Find all lines in the records that include the word "Bonifica", and copy them out.

[START OF PROVIDED DATA]

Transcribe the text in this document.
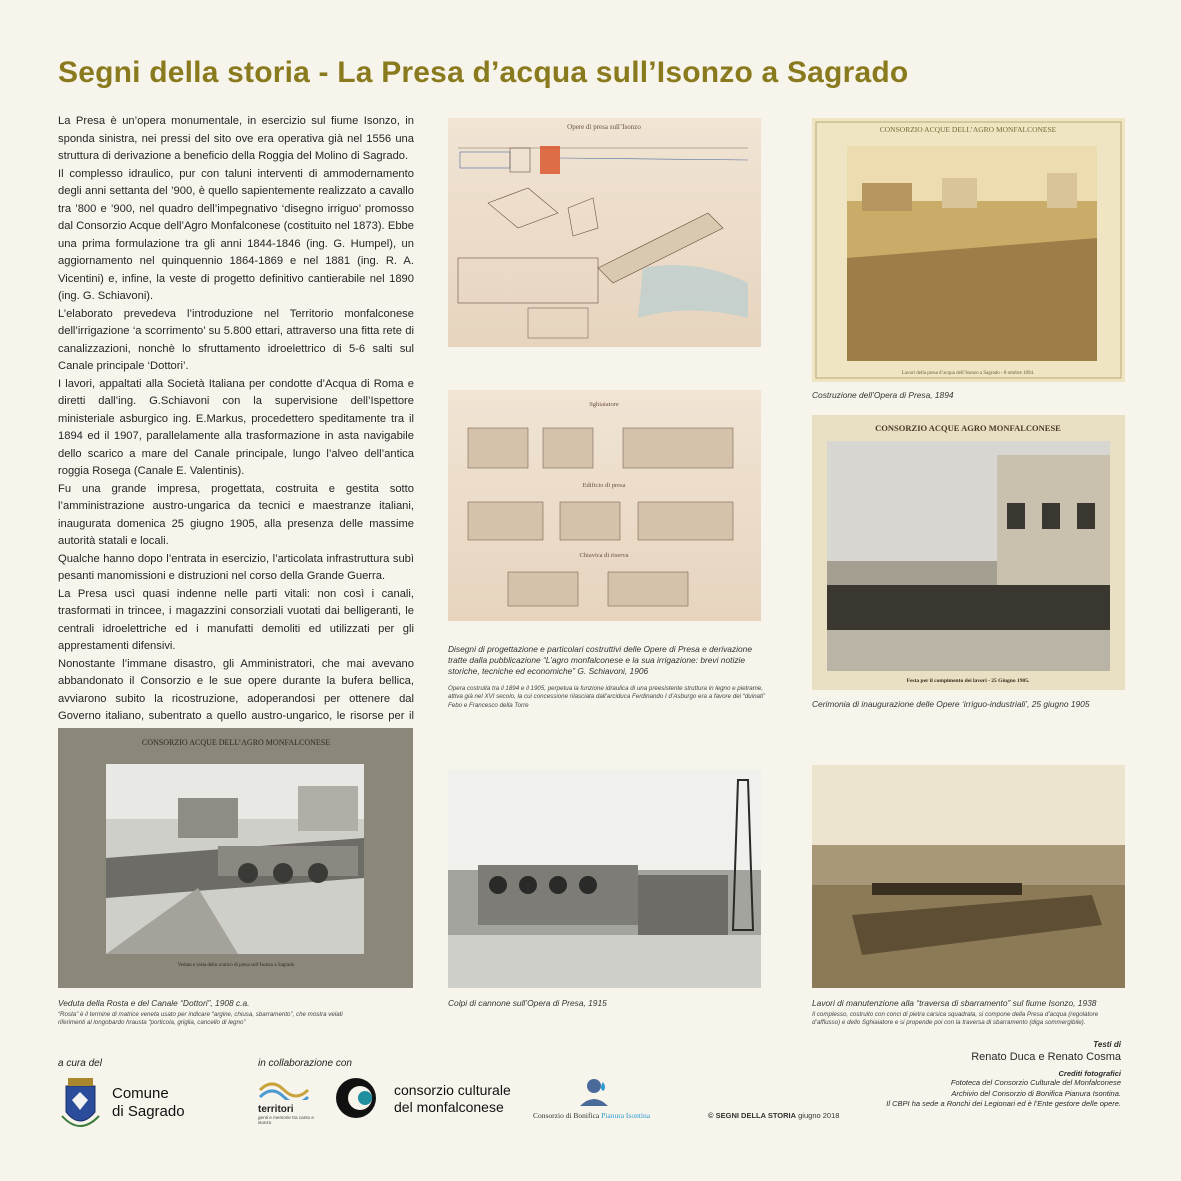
Segni della storia - La Presa d’acqua sull’Isonzo a Sagrado

La Presa è un’opera monumentale, in esercizio sul fiume Isonzo, in sponda sinistra, nei pressi del sito ove era operativa già nel 1556 una struttura di derivazione a beneficio della Roggia del Molino di Sagrado.

Il complesso idraulico, pur con taluni interventi di ammodernamento degli anni settanta del ’900, è quello sapientemente realizzato a cavallo tra ’800 e ’900, nel quadro dell’impegnativo ‘disegno irriguo’ promosso dal Consorzio Acque dell’Agro Monfalconese (costituito nel 1873). Ebbe una prima formulazione tra gli anni 1844-1846 (ing. G. Humpel), un aggiornamento nel quinquennio 1864-1869 e nel 1881 (ing. R. A. Vicentini) e, infine, la veste di progetto definitivo cantierabile nel 1890 (ing. G. Schiavoni).

L’elaborato prevedeva l’introduzione nel Territorio monfalconese dell’irrigazione ‘a scorrimento’ su 5.800 ettari, attraverso una fitta rete di canalizzazioni, nonchè lo sfruttamento idroelettrico di 5-6 salti sul Canale principale ‘Dottori’.

I lavori, appaltati alla Società Italiana per condotte d’Acqua di Roma e diretti dall’ing. G.Schiavoni con la supervisione dell’Ispettore ministeriale asburgico ing. E.Markus, procedettero speditamente tra il 1894 ed il 1907, parallelamente alla trasformazione in asta navigabile dello scarico a mare del Canale principale, lungo l’alveo dell’antica roggia Rosega (Canale E. Valentinis).

Fu una grande impresa, progettata, costruita e gestita sotto l’amministrazione austro-ungarica da tecnici e maestranze italiani, inaugurata domenica 25 giugno 1905, alla presenza delle massime autorità statali e locali.

Qualche hanno dopo l’entrata in esercizio, l’articolata infrastruttura subì pesanti manomissioni e distruzioni nel corso della Grande Guerra.

La Presa uscì quasi indenne nelle parti vitali: non così i canali, trasformati in trincee, i magazzini consorziali vuotati dai belligeranti, le centrali idroelettriche ed i manufatti demoliti ed utilizzati per gli apprestamenti difensivi.

Nonostante l’immane disastro, gli Amministratori, che mai avevano abbandonato il Consorzio e le sue opere durante la bufera bellica, avviarono subito la ricostruzione, adoperandosi per ottenere dal Governo italiano, subentrato a quello austro-ungarico, le risorse per il

Opere di presa sull’Isonzo
Sghiaiatore
Edificio di presa
Chiavica di riserva
Disegni di progettazione e particolari costruttivi delle Opere di Presa e derivazione tratte dalla pubblicazione “L’agro monfalconese e la sua irrigazione: brevi notizie storiche, tecniche ed economiche” G. Schiavoni, 1906
Opera costruita tra il 1894 e il 1905, perpetua la funzione idraulica di una preesistente struttura in legno e pietrame, attiva già nel XVI secolo, la cui concessione rilasciata dall’arciduca Ferdinando I d’Asburgo era a favore dei “duinati” Febo e Francesco della Torre
CONSORZIO ACQUE DELL’AGRO MONFALCONESE
Lavori della presa d’acqua dell’Isonzo a Sagrado - 8 ottobre 1894.
Costruzione dell’Opera di Presa, 1894
CONSORZIO ACQUE AGRO MONFALCONESE
Festa per il compimento dei lavori - 25 Giugno 1905.
Cerimonia di inaugurazione delle Opere ‘irriguo-industriali’, 25 giugno 1905
CONSORZIO ACQUE DELL’AGRO MONFALCONESE
Veduta e rosta dello scarico di presa sull’Isonzo a Sagrado
Veduta della Rosta e del Canale “Dottori”, 1908 c.a.
“Rosta” è il termine di matrice veneta usato per indicare “argine, chiusa, sbarramento”, che mostra velati riferimenti al longobardo hrausta “porticola, griglia, cancello di legno”
Colpi di cannone sull’Opera di Presa, 1915	Lavori di manutenzione alla “traversa di sbarramento” sul fiume Isonzo, 1938
Il complesso, costruito con conci di pietra carsica squadrata, si compone della Presa d’acqua (regolatore d’afflusso) e dello Sghiaiatore e si propende poi con la traversa di sbarramento (diga sommergibile).
a cura del
Comune
di Sagrado
in collaborazione con
territori
genti e memorie tra carso e isonzo
consorzio culturale
del monfalconese
Consorzio di Bonifica Pianura Isontina	© SEGNI DELLA STORIA giugno 2018
Testi di
Renato Duca e Renato Cosma
Crediti fotografici
Fototeca del Consorzio Culturale del Monfalconese
Archivio del Consorzio di Bonifica Pianura Isontina.
Il CBPI ha sede a Ronchi dei Legionari ed è l’Ente gestore delle opere.
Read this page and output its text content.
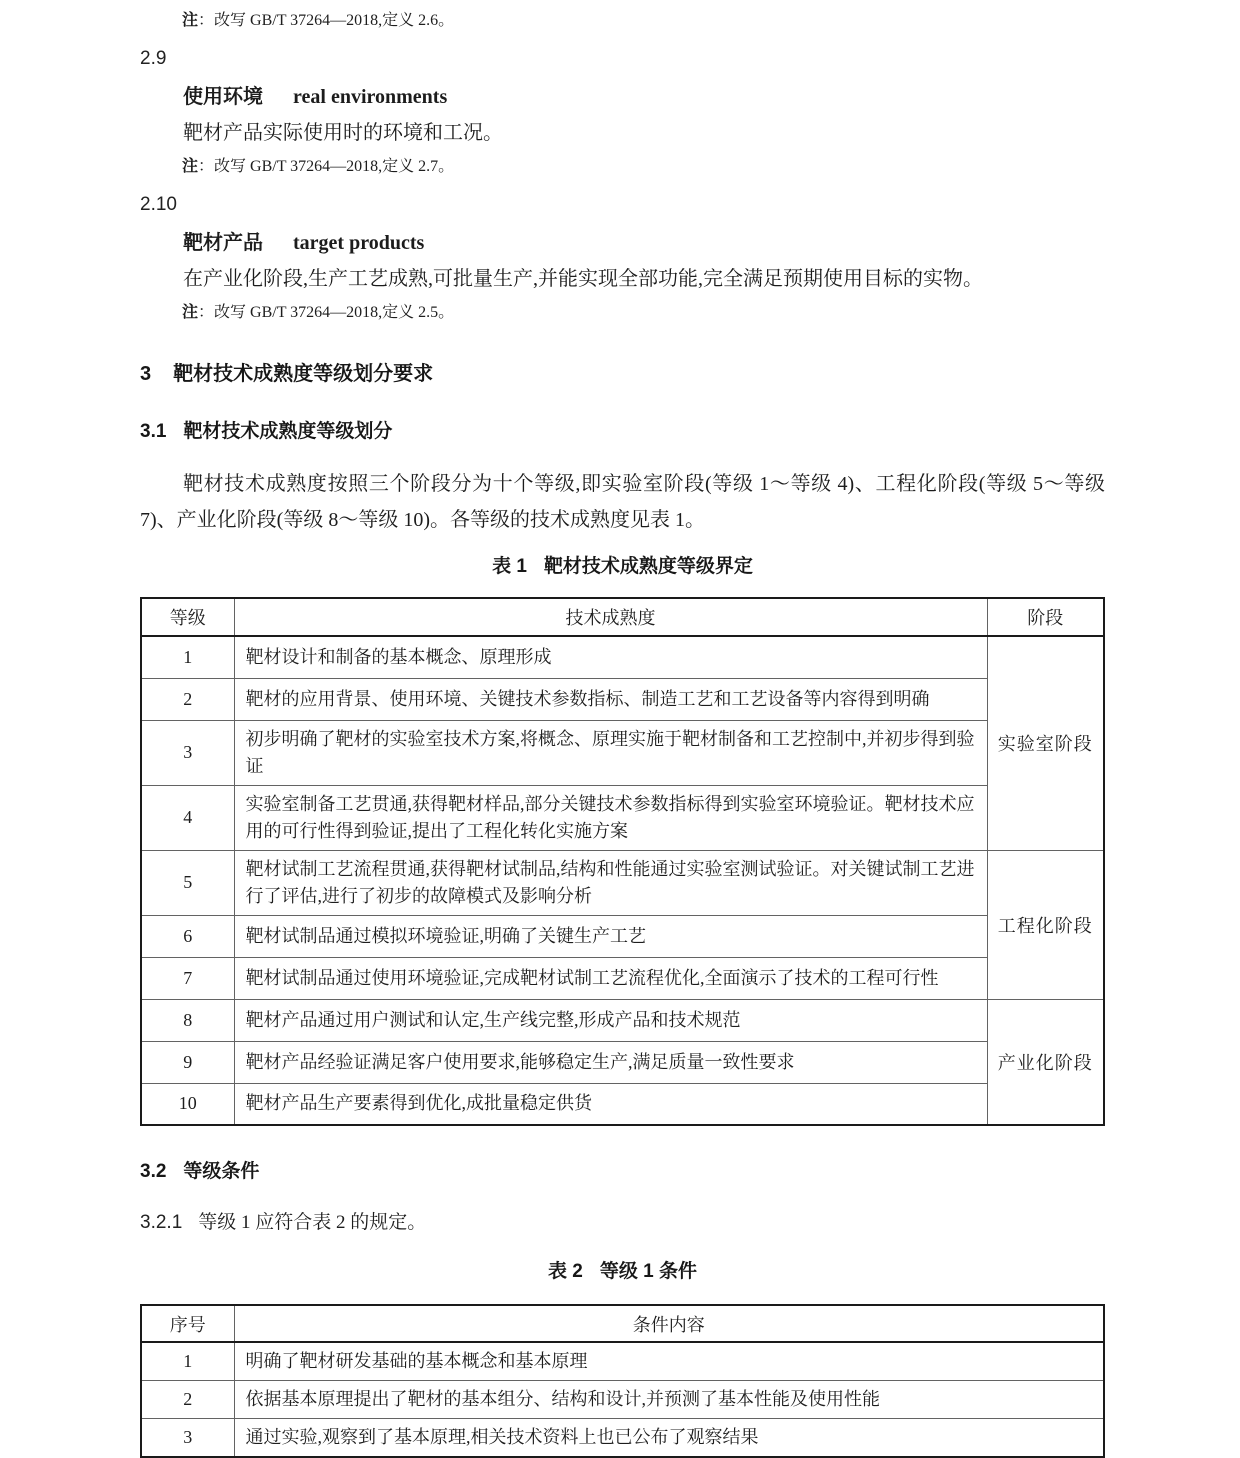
注：改写 GB/T 37264—2018,定义 2.6。

2.9

使用环境 real environments

靶材产品实际使用时的环境和工况。

注：改写 GB/T 37264—2018,定义 2.7。

2.10

靶材产品 target products

在产业化阶段,生产工艺成熟,可批量生产,并能实现全部功能,完全满足预期使用目标的实物。

注：改写 GB/T 37264—2018,定义 2.5。

3 靶材技术成熟度等级划分要求
3.1 靶材技术成熟度等级划分

靶材技术成熟度按照三个阶段分为十个等级,即实验室阶段(等级 1～等级 4)、工程化阶段(等级 5～等级 7)、产业化阶段(等级 8～等级 10)。各等级的技术成熟度见表 1。

表 1 靶材技术成熟度等级界定

等级	技术成熟度	阶段
1	靶材设计和制备的基本概念、原理形成	实验室阶段
2	靶材的应用背景、使用环境、关键技术参数指标、制造工艺和工艺设备等内容得到明确	
3	初步明确了靶材的实验室技术方案,将概念、原理实施于靶材制备和工艺控制中,并初步得到验证	
4	实验室制备工艺贯通,获得靶材样品,部分关键技术参数指标得到实验室环境验证。靶材技术应用的可行性得到验证,提出了工程化转化实施方案	
5	靶材试制工艺流程贯通,获得靶材试制品,结构和性能通过实验室测试验证。对关键试制工艺进行了评估,进行了初步的故障模式及影响分析	工程化阶段
6	靶材试制品通过模拟环境验证,明确了关键生产工艺	
7	靶材试制品通过使用环境验证,完成靶材试制工艺流程优化,全面演示了技术的工程可行性	
8	靶材产品通过用户测试和认定,生产线完整,形成产品和技术规范	产业化阶段
9	靶材产品经验证满足客户使用要求,能够稳定生产,满足质量一致性要求	
10	靶材产品生产要素得到优化,成批量稳定供货	
3.2 等级条件

3.2.1 等级 1 应符合表 2 的规定。

表 2 等级 1 条件

序号	条件内容
1	明确了靶材研发基础的基本概念和基本原理
2	依据基本原理提出了靶材的基本组分、结构和设计,并预测了基本性能及使用性能
3	通过实验,观察到了基本原理,相关技术资料上也已公布了观察结果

[END OF PROVIDED DATA]

■ SOLUTION FOR THIS TASK
Consorzio di Bonifica Pianura Isontina	© SEGNI DELLA STORIA giugno 2018
Archivio del Consorzio di Bonifica Pianura Isontina.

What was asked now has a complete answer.